● Job: Can you write out all the lines word for word, with no pictures?

— begin —

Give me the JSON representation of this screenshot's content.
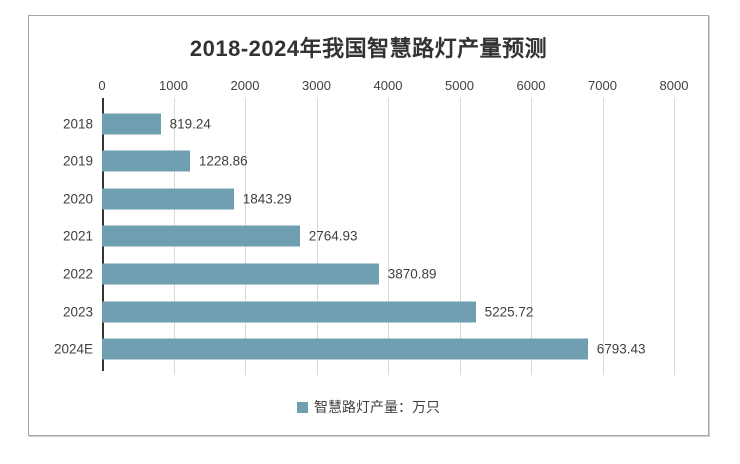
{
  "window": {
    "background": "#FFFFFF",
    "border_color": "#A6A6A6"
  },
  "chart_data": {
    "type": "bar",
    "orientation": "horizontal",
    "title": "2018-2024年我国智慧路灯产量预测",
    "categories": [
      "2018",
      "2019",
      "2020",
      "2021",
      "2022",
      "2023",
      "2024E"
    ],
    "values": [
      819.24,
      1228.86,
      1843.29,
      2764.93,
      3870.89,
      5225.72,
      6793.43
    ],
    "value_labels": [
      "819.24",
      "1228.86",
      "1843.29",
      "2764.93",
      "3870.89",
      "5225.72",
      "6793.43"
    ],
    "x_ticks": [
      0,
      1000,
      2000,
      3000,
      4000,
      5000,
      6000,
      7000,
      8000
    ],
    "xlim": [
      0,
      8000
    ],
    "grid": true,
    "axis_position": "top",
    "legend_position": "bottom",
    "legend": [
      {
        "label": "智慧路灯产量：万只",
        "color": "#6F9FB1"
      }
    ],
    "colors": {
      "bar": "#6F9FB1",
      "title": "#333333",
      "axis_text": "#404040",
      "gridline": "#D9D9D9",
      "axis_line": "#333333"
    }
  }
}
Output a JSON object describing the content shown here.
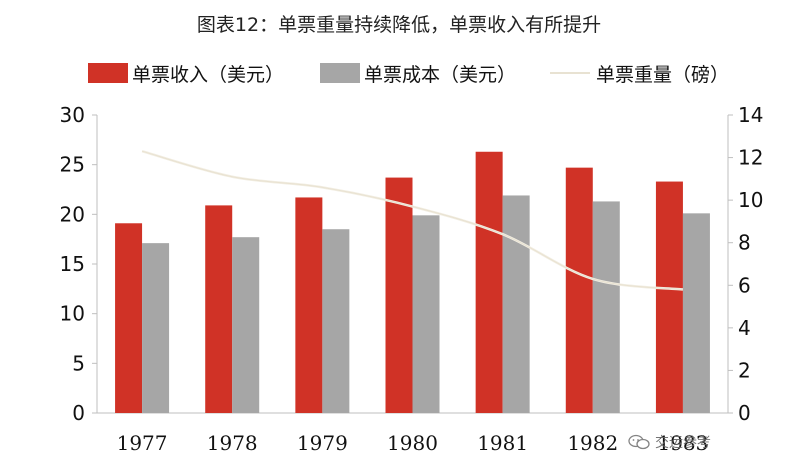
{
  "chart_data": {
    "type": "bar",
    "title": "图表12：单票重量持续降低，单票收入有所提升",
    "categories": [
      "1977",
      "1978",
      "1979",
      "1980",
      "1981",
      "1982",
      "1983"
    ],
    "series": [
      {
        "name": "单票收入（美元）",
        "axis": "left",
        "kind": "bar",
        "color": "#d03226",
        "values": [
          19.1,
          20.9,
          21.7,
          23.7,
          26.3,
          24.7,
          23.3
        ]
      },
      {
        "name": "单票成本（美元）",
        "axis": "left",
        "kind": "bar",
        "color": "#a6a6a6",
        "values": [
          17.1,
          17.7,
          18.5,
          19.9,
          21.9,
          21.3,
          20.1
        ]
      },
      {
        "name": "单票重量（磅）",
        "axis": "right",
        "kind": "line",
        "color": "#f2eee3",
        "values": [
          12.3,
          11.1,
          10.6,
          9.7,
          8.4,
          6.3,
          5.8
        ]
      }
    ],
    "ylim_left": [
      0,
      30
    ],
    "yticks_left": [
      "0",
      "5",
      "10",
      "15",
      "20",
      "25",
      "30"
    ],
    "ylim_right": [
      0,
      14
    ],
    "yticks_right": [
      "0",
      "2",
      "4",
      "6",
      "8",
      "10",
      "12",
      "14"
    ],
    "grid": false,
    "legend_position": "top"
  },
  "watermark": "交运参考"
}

— end —

● Written response:
Give me the JSON representation of this screenshot's content.
{
  "window": {
    "background": "#FFFFFF",
    "border_color": "#A6A6A6"
  },
  "chart_data": {
    "type": "bar",
    "orientation": "horizontal",
    "title": "2018-2024年我国智慧路灯产量预测",
    "categories": [
      "2018",
      "2019",
      "2020",
      "2021",
      "2022",
      "2023",
      "2024E"
    ],
    "values": [
      819.24,
      1228.86,
      1843.29,
      2764.93,
      3870.89,
      5225.72,
      6793.43
    ],
    "value_labels": [
      "819.24",
      "1228.86",
      "1843.29",
      "2764.93",
      "3870.89",
      "5225.72",
      "6793.43"
    ],
    "x_ticks": [
      0,
      1000,
      2000,
      3000,
      4000,
      5000,
      6000,
      7000,
      8000
    ],
    "xlim": [
      0,
      8000
    ],
    "grid": true,
    "axis_position": "top",
    "legend_position": "bottom",
    "legend": [
      {
        "label": "智慧路灯产量：万只",
        "color": "#6F9FB1"
      }
    ],
    "colors": {
      "bar": "#6F9FB1",
      "title": "#333333",
      "axis_text": "#404040",
      "gridline": "#D9D9D9",
      "axis_line": "#333333"
    }
  }
}
Output a JSON object describing the content shown here.
{
  "chart_data": {
    "type": "bar",
    "title": "图表12：单票重量持续降低，单票收入有所提升",
    "categories": [
      "1977",
      "1978",
      "1979",
      "1980",
      "1981",
      "1982",
      "1983"
    ],
    "series": [
      {
        "name": "单票收入（美元）",
        "axis": "left",
        "kind": "bar",
        "color": "#d03226",
        "values": [
          19.1,
          20.9,
          21.7,
          23.7,
          26.3,
          24.7,
          23.3
        ]
      },
      {
        "name": "单票成本（美元）",
        "axis": "left",
        "kind": "bar",
        "color": "#a6a6a6",
        "values": [
          17.1,
          17.7,
          18.5,
          19.9,
          21.9,
          21.3,
          20.1
        ]
      },
      {
        "name": "单票重量（磅）",
        "axis": "right",
        "kind": "line",
        "color": "#f2eee3",
        "values": [
          12.3,
          11.1,
          10.6,
          9.7,
          8.4,
          6.3,
          5.8
        ]
      }
    ],
    "ylim_left": [
      0,
      30
    ],
    "yticks_left": [
      "0",
      "5",
      "10",
      "15",
      "20",
      "25",
      "30"
    ],
    "ylim_right": [
      0,
      14
    ],
    "yticks_right": [
      "0",
      "2",
      "4",
      "6",
      "8",
      "10",
      "12",
      "14"
    ],
    "grid": false,
    "legend_position": "top"
  },
  "watermark": "交运参考"
}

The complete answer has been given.